## [Problem]
Out of all the lines below, count those with the word "小时盈亏利润比". Give the number only.

[START OF Data for the task]

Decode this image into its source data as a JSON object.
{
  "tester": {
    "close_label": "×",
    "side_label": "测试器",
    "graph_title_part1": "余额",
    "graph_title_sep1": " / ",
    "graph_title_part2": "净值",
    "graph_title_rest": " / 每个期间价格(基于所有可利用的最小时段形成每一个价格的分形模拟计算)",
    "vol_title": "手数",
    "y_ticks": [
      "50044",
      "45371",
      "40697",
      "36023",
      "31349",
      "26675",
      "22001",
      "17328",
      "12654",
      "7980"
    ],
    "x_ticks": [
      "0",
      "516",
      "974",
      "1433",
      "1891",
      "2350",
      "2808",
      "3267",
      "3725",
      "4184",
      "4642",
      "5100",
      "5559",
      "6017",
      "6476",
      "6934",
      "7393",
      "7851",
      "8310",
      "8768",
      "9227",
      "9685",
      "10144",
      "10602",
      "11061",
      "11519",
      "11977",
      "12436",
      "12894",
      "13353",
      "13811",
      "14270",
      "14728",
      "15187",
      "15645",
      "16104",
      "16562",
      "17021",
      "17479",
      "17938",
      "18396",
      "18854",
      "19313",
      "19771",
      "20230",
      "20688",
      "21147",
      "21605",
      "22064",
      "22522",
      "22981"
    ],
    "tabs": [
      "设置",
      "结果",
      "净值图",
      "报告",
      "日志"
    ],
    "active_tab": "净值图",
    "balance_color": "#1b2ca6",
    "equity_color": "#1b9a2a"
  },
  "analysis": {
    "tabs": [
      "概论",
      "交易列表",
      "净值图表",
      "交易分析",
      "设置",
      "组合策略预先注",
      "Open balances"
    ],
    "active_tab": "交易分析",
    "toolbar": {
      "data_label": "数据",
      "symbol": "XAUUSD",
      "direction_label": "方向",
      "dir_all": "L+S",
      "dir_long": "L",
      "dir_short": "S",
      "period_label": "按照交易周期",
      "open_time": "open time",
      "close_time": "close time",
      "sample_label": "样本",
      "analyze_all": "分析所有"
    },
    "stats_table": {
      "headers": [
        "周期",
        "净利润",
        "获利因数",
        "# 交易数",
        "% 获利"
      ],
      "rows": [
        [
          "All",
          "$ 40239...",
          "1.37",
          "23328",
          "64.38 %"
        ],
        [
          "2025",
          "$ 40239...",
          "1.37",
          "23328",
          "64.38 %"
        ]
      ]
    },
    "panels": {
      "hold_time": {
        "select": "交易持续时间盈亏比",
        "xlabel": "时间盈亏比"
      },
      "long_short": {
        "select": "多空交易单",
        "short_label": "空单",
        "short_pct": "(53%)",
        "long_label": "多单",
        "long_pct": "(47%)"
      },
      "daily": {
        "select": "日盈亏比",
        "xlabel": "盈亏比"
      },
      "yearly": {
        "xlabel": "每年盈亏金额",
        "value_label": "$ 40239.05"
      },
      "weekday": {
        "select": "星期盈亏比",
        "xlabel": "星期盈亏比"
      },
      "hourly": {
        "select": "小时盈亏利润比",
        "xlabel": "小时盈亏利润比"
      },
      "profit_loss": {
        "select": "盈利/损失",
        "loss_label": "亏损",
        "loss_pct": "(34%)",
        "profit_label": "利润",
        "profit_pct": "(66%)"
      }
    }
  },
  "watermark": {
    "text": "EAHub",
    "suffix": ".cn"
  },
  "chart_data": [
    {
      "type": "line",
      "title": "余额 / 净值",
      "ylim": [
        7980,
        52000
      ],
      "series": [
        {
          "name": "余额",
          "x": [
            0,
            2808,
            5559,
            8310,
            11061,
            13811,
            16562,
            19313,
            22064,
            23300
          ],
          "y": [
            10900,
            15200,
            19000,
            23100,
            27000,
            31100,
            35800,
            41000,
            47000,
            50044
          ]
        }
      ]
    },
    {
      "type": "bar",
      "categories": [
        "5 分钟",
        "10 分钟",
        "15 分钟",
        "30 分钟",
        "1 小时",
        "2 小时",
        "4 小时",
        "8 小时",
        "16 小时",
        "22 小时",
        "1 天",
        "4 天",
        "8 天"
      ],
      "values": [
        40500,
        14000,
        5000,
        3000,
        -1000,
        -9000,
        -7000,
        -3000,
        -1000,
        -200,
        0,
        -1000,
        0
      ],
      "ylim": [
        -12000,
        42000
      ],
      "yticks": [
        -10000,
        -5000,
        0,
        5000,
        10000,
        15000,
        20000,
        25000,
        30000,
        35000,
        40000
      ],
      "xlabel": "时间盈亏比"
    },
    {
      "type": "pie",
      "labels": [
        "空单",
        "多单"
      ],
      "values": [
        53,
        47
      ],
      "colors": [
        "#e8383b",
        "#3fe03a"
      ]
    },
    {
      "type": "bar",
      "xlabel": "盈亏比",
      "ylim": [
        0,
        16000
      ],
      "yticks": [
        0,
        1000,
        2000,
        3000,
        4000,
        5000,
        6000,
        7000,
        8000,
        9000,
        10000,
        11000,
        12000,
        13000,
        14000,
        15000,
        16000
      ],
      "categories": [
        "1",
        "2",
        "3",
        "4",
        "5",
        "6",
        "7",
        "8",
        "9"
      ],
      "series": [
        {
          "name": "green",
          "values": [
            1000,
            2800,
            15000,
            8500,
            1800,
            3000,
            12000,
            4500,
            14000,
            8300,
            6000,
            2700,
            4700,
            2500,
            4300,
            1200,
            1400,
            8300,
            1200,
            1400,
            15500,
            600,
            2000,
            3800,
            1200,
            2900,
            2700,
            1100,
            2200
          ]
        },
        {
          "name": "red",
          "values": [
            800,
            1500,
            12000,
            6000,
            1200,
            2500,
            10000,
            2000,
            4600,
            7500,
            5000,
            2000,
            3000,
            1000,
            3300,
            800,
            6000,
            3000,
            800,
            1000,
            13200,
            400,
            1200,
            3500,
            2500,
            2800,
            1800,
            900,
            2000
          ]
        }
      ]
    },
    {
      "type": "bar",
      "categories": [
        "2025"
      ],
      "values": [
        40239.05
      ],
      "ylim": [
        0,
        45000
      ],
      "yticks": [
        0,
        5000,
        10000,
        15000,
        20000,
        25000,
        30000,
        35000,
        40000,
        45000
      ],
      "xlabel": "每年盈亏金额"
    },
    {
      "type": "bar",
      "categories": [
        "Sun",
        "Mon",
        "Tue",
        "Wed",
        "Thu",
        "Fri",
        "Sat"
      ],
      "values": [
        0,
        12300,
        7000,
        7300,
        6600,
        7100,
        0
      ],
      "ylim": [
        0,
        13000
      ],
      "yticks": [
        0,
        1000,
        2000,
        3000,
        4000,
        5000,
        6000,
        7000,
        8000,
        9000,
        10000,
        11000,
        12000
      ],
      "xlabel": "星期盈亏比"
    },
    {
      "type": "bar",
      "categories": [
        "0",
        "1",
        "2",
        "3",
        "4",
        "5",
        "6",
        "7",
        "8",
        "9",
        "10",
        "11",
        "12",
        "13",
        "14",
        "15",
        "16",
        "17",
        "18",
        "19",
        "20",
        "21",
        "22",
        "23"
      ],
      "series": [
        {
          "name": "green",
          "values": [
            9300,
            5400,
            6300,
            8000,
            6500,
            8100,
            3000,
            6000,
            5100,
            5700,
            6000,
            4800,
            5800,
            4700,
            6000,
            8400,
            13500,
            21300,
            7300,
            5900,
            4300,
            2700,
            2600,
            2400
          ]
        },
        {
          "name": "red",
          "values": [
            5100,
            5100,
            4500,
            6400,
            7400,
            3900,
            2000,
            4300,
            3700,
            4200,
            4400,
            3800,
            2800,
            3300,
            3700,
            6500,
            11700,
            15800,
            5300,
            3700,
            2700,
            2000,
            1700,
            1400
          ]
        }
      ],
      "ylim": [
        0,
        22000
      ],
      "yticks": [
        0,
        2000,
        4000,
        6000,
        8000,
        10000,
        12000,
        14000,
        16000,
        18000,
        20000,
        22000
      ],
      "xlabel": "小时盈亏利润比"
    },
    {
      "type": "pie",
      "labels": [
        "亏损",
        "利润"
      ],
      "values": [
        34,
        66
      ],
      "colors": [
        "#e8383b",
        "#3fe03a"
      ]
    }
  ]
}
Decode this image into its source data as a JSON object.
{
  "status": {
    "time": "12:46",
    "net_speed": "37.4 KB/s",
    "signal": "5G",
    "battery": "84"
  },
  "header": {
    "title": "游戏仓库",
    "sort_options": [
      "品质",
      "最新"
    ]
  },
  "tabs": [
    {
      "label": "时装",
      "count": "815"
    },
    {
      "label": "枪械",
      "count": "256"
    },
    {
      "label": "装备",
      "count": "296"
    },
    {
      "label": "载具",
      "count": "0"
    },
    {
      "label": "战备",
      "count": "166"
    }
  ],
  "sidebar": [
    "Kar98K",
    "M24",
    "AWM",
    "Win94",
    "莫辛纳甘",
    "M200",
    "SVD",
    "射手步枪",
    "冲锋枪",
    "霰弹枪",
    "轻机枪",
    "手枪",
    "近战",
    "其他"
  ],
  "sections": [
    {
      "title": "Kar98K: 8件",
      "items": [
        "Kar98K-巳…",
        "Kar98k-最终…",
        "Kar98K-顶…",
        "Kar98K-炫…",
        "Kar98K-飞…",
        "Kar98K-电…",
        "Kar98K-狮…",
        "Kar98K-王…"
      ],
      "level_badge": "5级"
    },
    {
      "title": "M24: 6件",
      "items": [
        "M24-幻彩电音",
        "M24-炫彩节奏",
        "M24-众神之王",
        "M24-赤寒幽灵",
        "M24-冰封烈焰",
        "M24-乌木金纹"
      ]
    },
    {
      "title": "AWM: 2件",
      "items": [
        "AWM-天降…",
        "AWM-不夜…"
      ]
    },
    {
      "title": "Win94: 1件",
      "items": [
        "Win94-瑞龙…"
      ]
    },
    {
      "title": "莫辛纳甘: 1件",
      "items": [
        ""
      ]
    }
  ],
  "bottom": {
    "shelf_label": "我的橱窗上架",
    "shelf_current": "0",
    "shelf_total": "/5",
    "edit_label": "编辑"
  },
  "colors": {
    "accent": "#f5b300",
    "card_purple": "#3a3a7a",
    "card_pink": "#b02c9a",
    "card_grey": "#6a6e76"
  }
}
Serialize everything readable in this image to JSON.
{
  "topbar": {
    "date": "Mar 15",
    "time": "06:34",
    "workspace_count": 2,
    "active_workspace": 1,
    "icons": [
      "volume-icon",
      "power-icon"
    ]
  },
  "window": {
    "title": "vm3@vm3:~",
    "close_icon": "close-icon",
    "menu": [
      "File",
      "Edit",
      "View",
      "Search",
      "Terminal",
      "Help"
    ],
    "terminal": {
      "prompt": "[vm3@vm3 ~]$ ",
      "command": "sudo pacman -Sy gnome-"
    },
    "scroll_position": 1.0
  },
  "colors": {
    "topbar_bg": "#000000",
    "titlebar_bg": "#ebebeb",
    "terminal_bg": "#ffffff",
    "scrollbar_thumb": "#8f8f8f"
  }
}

[END OF Data for the task]

## [Complete response]
3